Building a Custom Task Bar Interface for a FileMaker Windows deployment

We are working on a FileMaker system that is replacing a solution (“the old system") that has a Windows task bar user interface element that the customer likes.

The old system shows approximately 6 icons in the task bar that represent the 6 modules/areas that the old system is comprised of. When the use clicks on an icon they are taken to that area.

We are thinking about the best way to match or improve on the the old system task bar user interface by extending what the FileMaker platform offers out of the box.

The solution we are building spans the enterprise from CRM to shipping and all the parts in between.
The FileMaker system is multi-file with more than 10 files.

When FileMaker is open it show one icon in the task bar.
If more than one window is open, the task bar shows a list of FileMaker Windows when you click or hover over the FileMaker icon. Too many choice shown!

We want to build a custom task bar user interface with custom icons...that when you click on them do different things including:
[1] take you back to where you were last in FileMaker // switch to the FileMaker process
[2] take you to the MainMenu file // switch to the FileMaker process and go to the MainMenu file
[3] a collection of icons that take you directly to a finite number of popular areas // Customer, Item, Shipping, etc. // switch to the FileMaker process and go to a File > Layout

If we were doing this on macOS, for case [1] we would likely use a mini AppleScript App that opens/activates FileMaker.

ABOUT THIS EXERCISE ->
Continue the text about building a custom task bar interface for a FileMaker Windows deployment, starting right after its last sentence.

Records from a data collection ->
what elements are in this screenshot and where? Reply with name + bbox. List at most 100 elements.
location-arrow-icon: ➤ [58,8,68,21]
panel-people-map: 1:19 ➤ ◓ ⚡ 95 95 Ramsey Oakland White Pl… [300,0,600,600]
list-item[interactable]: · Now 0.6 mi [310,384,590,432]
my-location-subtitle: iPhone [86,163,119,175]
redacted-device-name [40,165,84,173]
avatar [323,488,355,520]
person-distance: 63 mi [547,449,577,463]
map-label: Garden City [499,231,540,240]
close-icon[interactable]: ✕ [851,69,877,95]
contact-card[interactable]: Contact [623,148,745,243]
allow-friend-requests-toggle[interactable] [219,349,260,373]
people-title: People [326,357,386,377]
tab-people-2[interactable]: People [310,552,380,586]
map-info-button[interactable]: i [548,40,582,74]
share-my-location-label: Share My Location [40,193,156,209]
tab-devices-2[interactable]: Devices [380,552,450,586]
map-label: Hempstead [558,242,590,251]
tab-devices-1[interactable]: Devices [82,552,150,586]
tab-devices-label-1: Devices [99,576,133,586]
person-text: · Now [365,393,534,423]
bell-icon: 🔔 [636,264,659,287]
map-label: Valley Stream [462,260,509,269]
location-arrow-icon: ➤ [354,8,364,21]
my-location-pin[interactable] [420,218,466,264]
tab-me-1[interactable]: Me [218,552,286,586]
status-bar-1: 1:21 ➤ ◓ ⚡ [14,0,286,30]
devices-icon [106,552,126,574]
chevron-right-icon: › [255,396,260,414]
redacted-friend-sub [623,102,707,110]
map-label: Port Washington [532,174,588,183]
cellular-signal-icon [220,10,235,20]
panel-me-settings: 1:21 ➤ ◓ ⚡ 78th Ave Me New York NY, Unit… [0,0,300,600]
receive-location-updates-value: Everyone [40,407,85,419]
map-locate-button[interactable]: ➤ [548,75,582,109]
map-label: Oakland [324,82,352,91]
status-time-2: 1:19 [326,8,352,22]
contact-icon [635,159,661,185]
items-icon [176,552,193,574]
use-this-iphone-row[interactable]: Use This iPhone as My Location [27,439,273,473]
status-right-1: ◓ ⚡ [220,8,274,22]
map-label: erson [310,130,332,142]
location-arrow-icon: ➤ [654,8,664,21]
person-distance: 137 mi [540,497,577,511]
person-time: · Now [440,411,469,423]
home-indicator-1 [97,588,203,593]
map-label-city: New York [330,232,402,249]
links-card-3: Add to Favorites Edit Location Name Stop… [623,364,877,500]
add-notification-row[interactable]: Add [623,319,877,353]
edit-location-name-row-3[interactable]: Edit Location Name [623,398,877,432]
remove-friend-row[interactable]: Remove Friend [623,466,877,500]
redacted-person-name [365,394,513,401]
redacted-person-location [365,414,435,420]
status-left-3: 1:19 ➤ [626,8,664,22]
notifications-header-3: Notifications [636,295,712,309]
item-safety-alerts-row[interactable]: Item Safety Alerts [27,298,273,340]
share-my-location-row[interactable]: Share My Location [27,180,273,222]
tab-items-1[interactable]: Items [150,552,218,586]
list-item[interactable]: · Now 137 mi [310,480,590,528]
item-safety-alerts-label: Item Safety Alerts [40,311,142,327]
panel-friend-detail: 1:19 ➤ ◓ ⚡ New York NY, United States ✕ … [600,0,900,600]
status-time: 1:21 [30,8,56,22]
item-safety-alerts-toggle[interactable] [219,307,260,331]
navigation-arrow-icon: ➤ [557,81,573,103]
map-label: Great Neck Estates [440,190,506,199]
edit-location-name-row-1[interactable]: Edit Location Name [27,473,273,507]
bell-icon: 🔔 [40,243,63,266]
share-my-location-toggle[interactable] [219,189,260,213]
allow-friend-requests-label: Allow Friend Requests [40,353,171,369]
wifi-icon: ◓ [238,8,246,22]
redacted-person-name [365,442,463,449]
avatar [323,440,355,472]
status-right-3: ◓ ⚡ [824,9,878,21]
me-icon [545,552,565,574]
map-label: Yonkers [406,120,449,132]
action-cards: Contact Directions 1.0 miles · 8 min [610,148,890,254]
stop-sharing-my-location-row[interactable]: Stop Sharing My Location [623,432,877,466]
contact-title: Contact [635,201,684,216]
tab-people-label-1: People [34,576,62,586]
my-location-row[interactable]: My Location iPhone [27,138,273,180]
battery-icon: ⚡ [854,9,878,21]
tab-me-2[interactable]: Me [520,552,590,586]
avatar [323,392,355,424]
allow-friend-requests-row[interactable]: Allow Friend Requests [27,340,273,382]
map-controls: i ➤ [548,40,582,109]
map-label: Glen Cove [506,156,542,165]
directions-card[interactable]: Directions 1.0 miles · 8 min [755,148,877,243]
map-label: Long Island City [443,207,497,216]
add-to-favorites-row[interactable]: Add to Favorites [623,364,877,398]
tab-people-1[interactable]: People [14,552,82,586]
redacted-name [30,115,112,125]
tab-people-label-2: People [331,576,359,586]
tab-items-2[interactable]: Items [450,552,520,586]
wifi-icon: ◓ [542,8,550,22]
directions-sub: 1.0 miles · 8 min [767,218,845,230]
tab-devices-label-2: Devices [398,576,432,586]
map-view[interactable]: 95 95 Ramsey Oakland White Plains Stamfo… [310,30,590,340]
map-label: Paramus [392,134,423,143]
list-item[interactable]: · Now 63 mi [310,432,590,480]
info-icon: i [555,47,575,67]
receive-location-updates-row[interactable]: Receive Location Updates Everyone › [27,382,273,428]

RESPONSE AREA ->
For Case [2 and 3] we would use a mini AppleScript App that calls an FMP URL

Not sure what the best approach to building a custom task bar interface on Windows would be to meet the specifications above.

What are other people doing to enhance the task bar on Windows?

Someone may know a really good Win-specific technology but I'm not that person.

When I was delivering a job that had to go cross platform at the University of Sydney we offered HTML pages with a little bit of javaScript in them. That was very well received. It's simple and almost foolproof. Because HTML is so common, people made it work in ways that suited them best. Some people left the folder on the desktop. Some people stored the folder and then bookmarked all the links. It was surprisingly high utility, with minimal effort.

That was done before FileMaker provided Snapshot links. If you used snapshot links for Main Menu, Customers, Shipping, etc you could put the folder into the Task Bar and it would act like a spring menu ( I think ). That would give you the capacity to manage found sets and any other behaviour that snapshot links can manage. Also, it's a solution that would take only minutes to build and test, so nothing to lose.